>> BEGIN
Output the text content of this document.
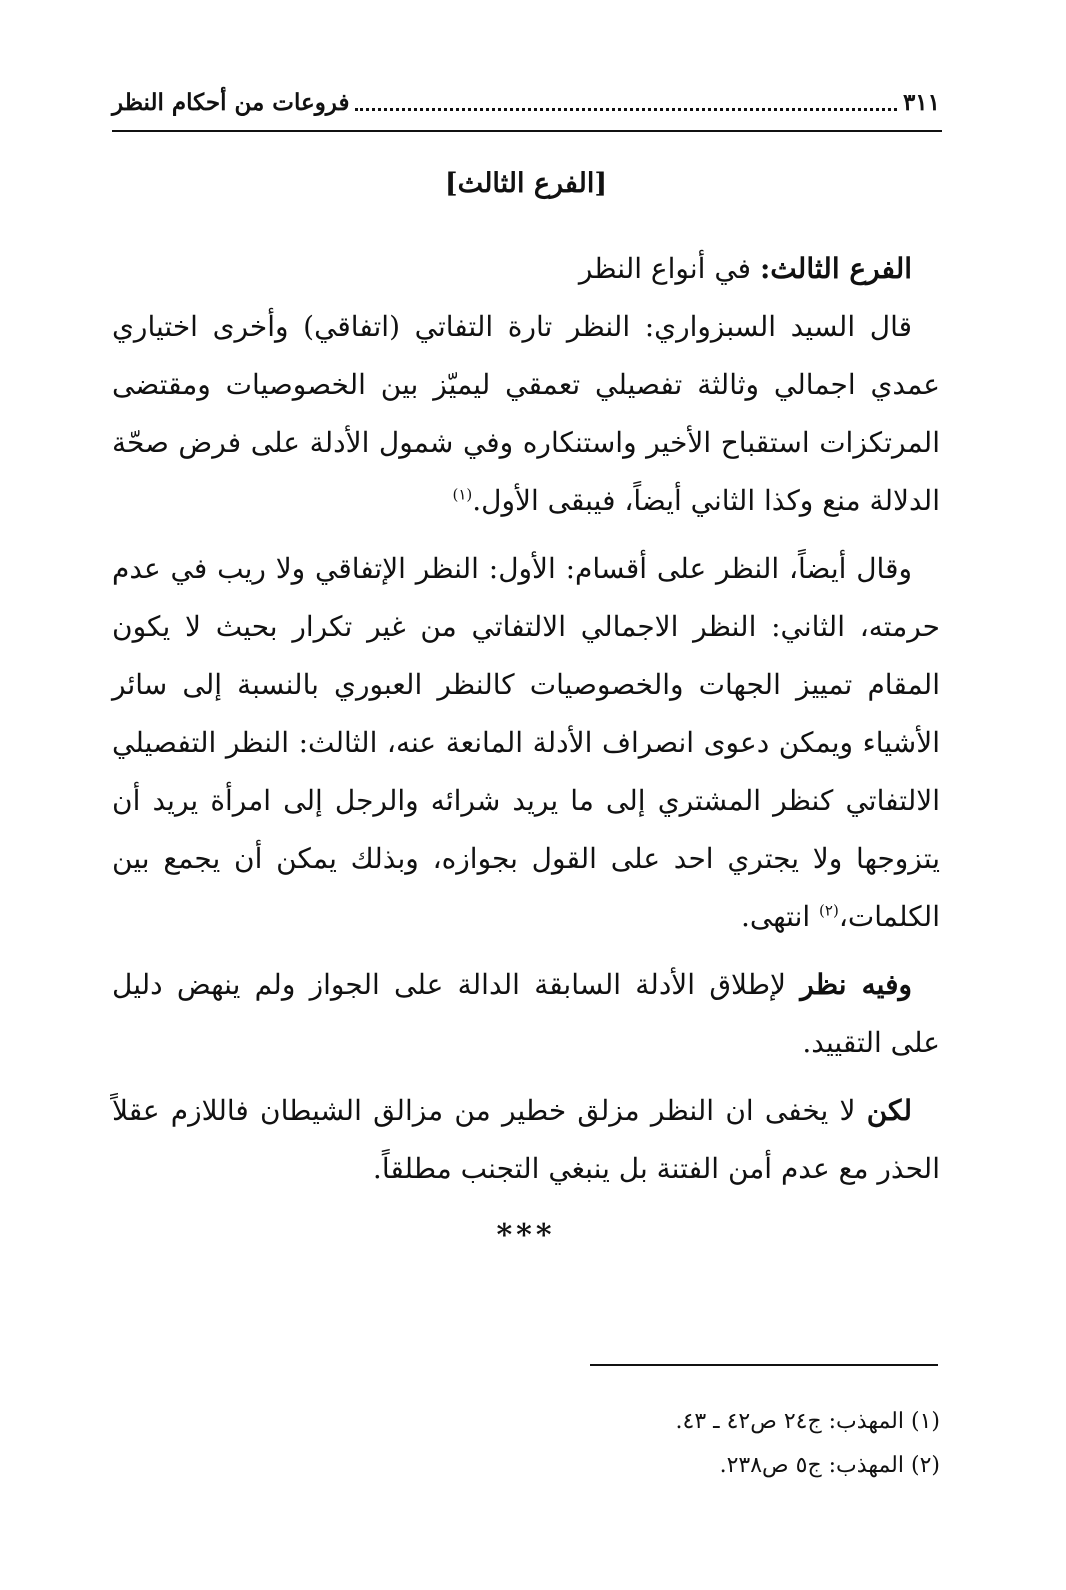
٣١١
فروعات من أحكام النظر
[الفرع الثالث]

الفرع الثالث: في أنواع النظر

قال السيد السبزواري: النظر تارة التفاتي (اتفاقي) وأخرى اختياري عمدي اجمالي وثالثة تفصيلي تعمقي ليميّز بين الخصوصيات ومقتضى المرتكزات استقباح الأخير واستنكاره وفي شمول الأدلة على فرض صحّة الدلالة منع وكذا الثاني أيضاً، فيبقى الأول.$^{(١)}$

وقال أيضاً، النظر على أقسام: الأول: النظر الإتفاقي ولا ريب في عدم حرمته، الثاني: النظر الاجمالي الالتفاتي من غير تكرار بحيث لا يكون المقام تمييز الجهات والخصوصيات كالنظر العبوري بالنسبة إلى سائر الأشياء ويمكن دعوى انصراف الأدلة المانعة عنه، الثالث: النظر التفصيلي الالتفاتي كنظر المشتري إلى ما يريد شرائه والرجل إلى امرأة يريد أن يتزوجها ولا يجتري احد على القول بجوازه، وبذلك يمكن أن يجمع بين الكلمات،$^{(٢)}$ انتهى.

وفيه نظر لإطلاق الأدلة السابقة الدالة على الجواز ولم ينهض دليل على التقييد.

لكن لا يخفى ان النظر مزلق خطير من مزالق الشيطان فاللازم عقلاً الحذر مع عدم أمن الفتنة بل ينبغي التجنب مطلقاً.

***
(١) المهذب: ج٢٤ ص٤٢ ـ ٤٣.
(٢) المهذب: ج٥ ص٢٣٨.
>> END
>> BEGIN
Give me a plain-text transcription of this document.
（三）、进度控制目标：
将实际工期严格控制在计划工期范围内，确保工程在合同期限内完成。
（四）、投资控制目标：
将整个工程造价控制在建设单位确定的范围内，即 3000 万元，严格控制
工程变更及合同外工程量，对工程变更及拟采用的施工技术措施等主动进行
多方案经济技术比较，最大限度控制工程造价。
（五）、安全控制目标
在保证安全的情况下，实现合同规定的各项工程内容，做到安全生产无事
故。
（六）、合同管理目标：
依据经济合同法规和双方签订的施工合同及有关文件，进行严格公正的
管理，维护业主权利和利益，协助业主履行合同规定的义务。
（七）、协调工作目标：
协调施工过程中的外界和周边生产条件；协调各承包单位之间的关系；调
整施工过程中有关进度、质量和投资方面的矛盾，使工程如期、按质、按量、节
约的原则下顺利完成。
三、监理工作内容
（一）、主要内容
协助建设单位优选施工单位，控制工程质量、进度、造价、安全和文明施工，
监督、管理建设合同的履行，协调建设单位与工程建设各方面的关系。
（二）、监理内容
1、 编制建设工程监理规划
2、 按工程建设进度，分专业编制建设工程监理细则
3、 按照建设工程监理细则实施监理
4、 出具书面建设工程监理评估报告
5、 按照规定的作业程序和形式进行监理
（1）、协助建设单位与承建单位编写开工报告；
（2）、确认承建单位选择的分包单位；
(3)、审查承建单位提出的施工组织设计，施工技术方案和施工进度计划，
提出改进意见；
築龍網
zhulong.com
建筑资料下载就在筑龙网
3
>> END
-- TASK GOAL --
Which lines in the data above contain "النظر"? Show each one.

-- OUTPUT BELOW --
فروعات من أحكام النظر
الفرع الثالث: في أنواع النظر
قال السيد السبزواري: النظر تارة التفاتي (اتفاقي) وأخرى اختياري عمدي اجمالي وثالثة تفصيلي تعمقي ليميّز بين الخصوصيات ومقتضى المرتكزات استقباح الأخير واستنكاره وفي شمول الأدلة على فرض صحّة الدلالة منع وكذا الثاني أيضاً، فيبقى الأول.$^{(١)}$
وقال أيضاً، النظر على أقسام: الأول: النظر الإتفاقي ولا ريب في عدم حرمته، الثاني: النظر الاجمالي الالتفاتي من غير تكرار بحيث لا يكون المقام تمييز الجهات والخصوصيات كالنظر العبوري بالنسبة إلى سائر الأشياء ويمكن دعوى انصراف الأدلة المانعة عنه، الثالث: النظر التفصيلي الالتفاتي كنظر المشتري إلى ما يريد شرائه والرجل إلى امرأة يريد أن يتزوجها ولا يجتري احد على القول بجوازه، وبذلك يمكن أن يجمع بين الكلمات،$^{(٢)}$ انتهى.
لكن لا يخفى ان النظر مزلق خطير من مزالق الشيطان فاللازم عقلاً الحذر مع عدم أمن الفتنة بل ينبغي التجنب مطلقاً.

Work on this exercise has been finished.